=== Data in this exercise ===

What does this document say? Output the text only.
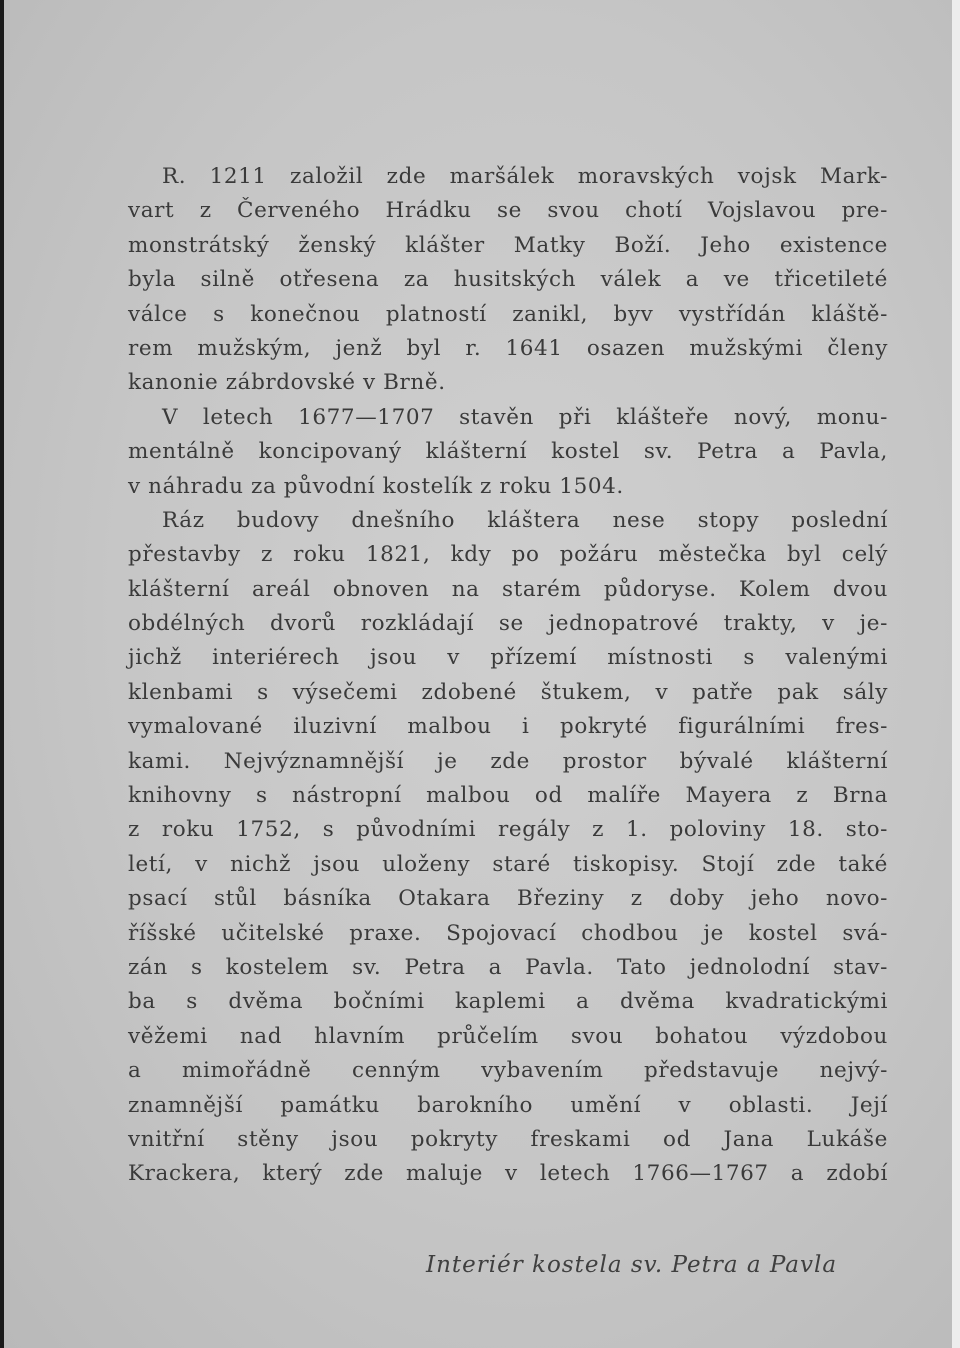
R. 1211 založil zde maršálek moravských vojsk Mark-
vart z Červeného Hrádku se svou chotí Vojslavou pre-
monstrátský ženský klášter Matky Boží. Jeho existence
byla silně otřesena za husitských válek a ve třicetileté
válce s konečnou platností zanikl, byv vystřídán kláště-
rem mužským, jenž byl r. 1641 osazen mužskými členy
kanonie zábrdovské v Brně.
V letech 1677—1707 stavěn při klášteře nový, monu-
mentálně koncipovaný klášterní kostel sv. Petra a Pavla,
v náhradu za původní kostelík z roku 1504.
Ráz budovy dnešního kláštera nese stopy poslední
přestavby z roku 1821, kdy po požáru městečka byl celý
klášterní areál obnoven na starém půdoryse. Kolem dvou
obdélných dvorů rozkládají se jednopatrové trakty, v je-
jichž interiérech jsou v přízemí místnosti s valenými
klenbami s výsečemi zdobené štukem, v patře pak sály
vymalované iluzivní malbou i pokryté figurálními fres-
kami. Nejvýznamnější je zde prostor bývalé klášterní
knihovny s nástropní malbou od malíře Mayera z Brna
z roku 1752, s původními regály z 1. poloviny 18. sto-
letí, v nichž jsou uloženy staré tiskopisy. Stojí zde také
psací stůl básníka Otakara Březiny z doby jeho novo-
říšské učitelské praxe. Spojovací chodbou je kostel svá-
zán s kostelem sv. Petra a Pavla. Tato jednolodní stav-
ba s dvěma bočními kaplemi a dvěma kvadratickými
věžemi nad hlavním průčelím svou bohatou výzdobou
a mimořádně cenným vybavením představuje nejvý-
znamnější památku barokního umění v oblasti. Její
vnitřní stěny jsou pokryty freskami od Jana Lukáše
Krackera, který zde maluje v letech 1766—1767 a zdobí
Interiér kostela sv. Petra a Pavla
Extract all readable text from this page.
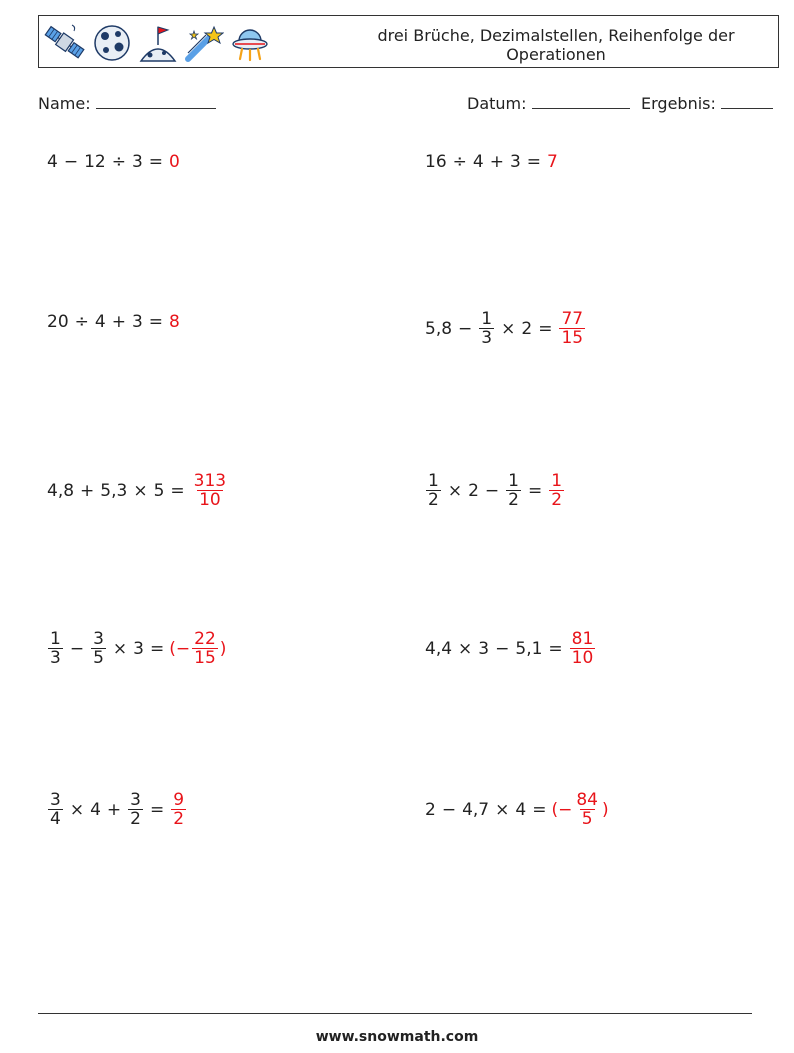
drei Brüche, Dezimalstellen, Reihenfolge der Operationen
Name:	Datum:	Ergebnis:
4 − 12 ÷ 3 = 0	16 ÷ 4 + 3 = 7
20 ÷ 4 + 3 = 8	$5,8 - \frac{1}{3} \times 2 = \frac{77}{15}$
$4,8 + 5,3 \times 5 = \frac{313}{10}$	$\frac{1}{2} \times 2 - \frac{1}{2} = \frac{1}{2}$
$\frac{1}{3} - \frac{3}{5} \times 3$ = (− $\frac{22}{15}$ )	$4,4 \times 3 - 5,1 = \frac{81}{10}$
$\frac{3}{4} \times 4 + \frac{3}{2} = \frac{9}{2}$	2 − 4,7 × 4 = (− $\frac{84}{5}$ )
www.snowmath.com
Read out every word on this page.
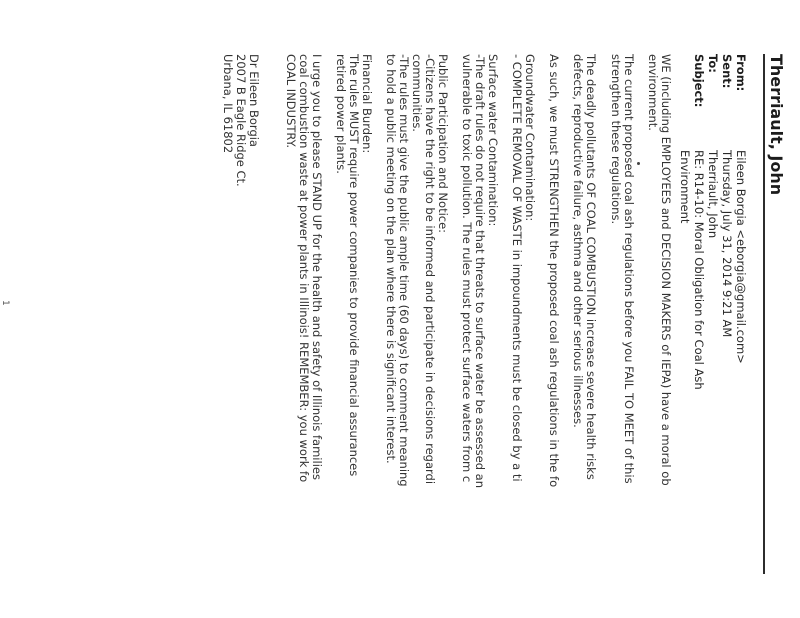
Therriault, John
From:
Eileen Borgia <eborgia@gmail.com>
Sent:
Thursday, July 31, 2014 9:21 AM
To:
Therriault, John
Subject:
RE: R14-10: Moral Obligation for Coal Ash
Environment

WE (including EMPLOYEES and DECISION MAKERS of IEPA) have a moral ob

environment.

The current proposed coal ash regulations before you FAIL TO MEET of this

strengthen these regulations.

The deadly pollutants OF COAL COMBUSTION increase severe health risks

defects, reproductive failure, asthma and other serious illnesses.

As such, we must STRENGTHEN the proposed coal ash regulations in the fo

Groundwater Contamination:

- COMPLETE REMOVAL OF WASTE in impoundments must be closed by a ti

Surface water Contamination:

-The draft rules do not require that threats to surface water be assessed an

vulnerable to toxic pollution. The rules must protect surface waters from c

Public Participation and Notice:

-Citizens have the right to be informed and participate in decisions regardi

communities.

-The rules must give the public ample time (60 days) to comment meaning

to hold a public meeting on the plan where there is significant interest.

Financial Burden:

The rules MUST require power companies to provide financial assurances

retired power plants.

I urge you to please STAND UP for the health and safety of Illinois families

coal combustion waste at power plants in Illinois! REMEMBER: you work fo

COAL INDUSTRY.

Dr Eileen Borgia

2007 B Eagle Ridge Ct.

Urbana, IL 61802

1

===

**Written task:** Transcribe the material exactly, keeping every word and none of the pictures.

**Exercise response:**
What does this document say? Output the text only.
R. 1211 založil zde maršálek moravských vojsk Mark-
vart z Červeného Hrádku se svou chotí Vojslavou pre-
monstrátský ženský klášter Matky Boží. Jeho existence
byla silně otřesena za husitských válek a ve třicetileté
válce s konečnou platností zanikl, byv vystřídán kláště-
rem mužským, jenž byl r. 1641 osazen mužskými členy
kanonie zábrdovské v Brně.
V letech 1677—1707 stavěn při klášteře nový, monu-
mentálně koncipovaný klášterní kostel sv. Petra a Pavla,
v náhradu za původní kostelík z roku 1504.
Ráz budovy dnešního kláštera nese stopy poslední
přestavby z roku 1821, kdy po požáru městečka byl celý
klášterní areál obnoven na starém půdoryse. Kolem dvou
obdélných dvorů rozkládají se jednopatrové trakty, v je-
jichž interiérech jsou v přízemí místnosti s valenými
klenbami s výsečemi zdobené štukem, v patře pak sály
vymalované iluzivní malbou i pokryté figurálními fres-
kami. Nejvýznamnější je zde prostor bývalé klášterní
knihovny s nástropní malbou od malíře Mayera z Brna
z roku 1752, s původními regály z 1. poloviny 18. sto-
letí, v nichž jsou uloženy staré tiskopisy. Stojí zde také
psací stůl básníka Otakara Březiny z doby jeho novo-
říšské učitelské praxe. Spojovací chodbou je kostel svá-
zán s kostelem sv. Petra a Pavla. Tato jednolodní stav-
ba s dvěma bočními kaplemi a dvěma kvadratickými
věžemi nad hlavním průčelím svou bohatou výzdobou
a mimořádně cenným vybavením představuje nejvý-
znamnější památku barokního umění v oblasti. Její
vnitřní stěny jsou pokryty freskami od Jana Lukáše
Krackera, který zde maluje v letech 1766—1767 a zdobí
Interiér kostela sv. Petra a Pavla
Extract all readable text from this page.
drei Brüche, Dezimalstellen, Reihenfolge der Operationen
Name:	Datum:	Ergebnis:
4 − 12 ÷ 3 = 0	16 ÷ 4 + 3 = 7
20 ÷ 4 + 3 = 8	$5,8 - \frac{1}{3} \times 2 = \frac{77}{15}$
$4,8 + 5,3 \times 5 = \frac{313}{10}$	$\frac{1}{2} \times 2 - \frac{1}{2} = \frac{1}{2}$
$\frac{1}{3} - \frac{3}{5} \times 3$ = (− $\frac{22}{15}$ )	$4,4 \times 3 - 5,1 = \frac{81}{10}$
$\frac{3}{4} \times 4 + \frac{3}{2} = \frac{9}{2}$	2 − 4,7 × 4 = (− $\frac{84}{5}$ )
www.snowmath.com
Read out every word on this page.
Therriault, John
From:
Eileen Borgia <eborgia@gmail.com>
Sent:
Thursday, July 31, 2014 9:21 AM
To:
Therriault, John
Subject:
RE: R14-10: Moral Obligation for Coal Ash
Environment

WE (including EMPLOYEES and DECISION MAKERS of IEPA) have a moral ob

environment.

The current proposed coal ash regulations before you FAIL TO MEET of this

strengthen these regulations.

The deadly pollutants OF COAL COMBUSTION increase severe health risks

defects, reproductive failure, asthma and other serious illnesses.

As such, we must STRENGTHEN the proposed coal ash regulations in the fo

Groundwater Contamination:

- COMPLETE REMOVAL OF WASTE in impoundments must be closed by a ti

Surface water Contamination:

-The draft rules do not require that threats to surface water be assessed an

vulnerable to toxic pollution. The rules must protect surface waters from c

Public Participation and Notice:

-Citizens have the right to be informed and participate in decisions regardi

communities.

-The rules must give the public ample time (60 days) to comment meaning

to hold a public meeting on the plan where there is significant interest.

Financial Burden:

The rules MUST require power companies to provide financial assurances

retired power plants.

I urge you to please STAND UP for the health and safety of Illinois families

coal combustion waste at power plants in Illinois! REMEMBER: you work fo

COAL INDUSTRY.

Dr Eileen Borgia

2007 B Eagle Ridge Ct.

Urbana, IL 61802

1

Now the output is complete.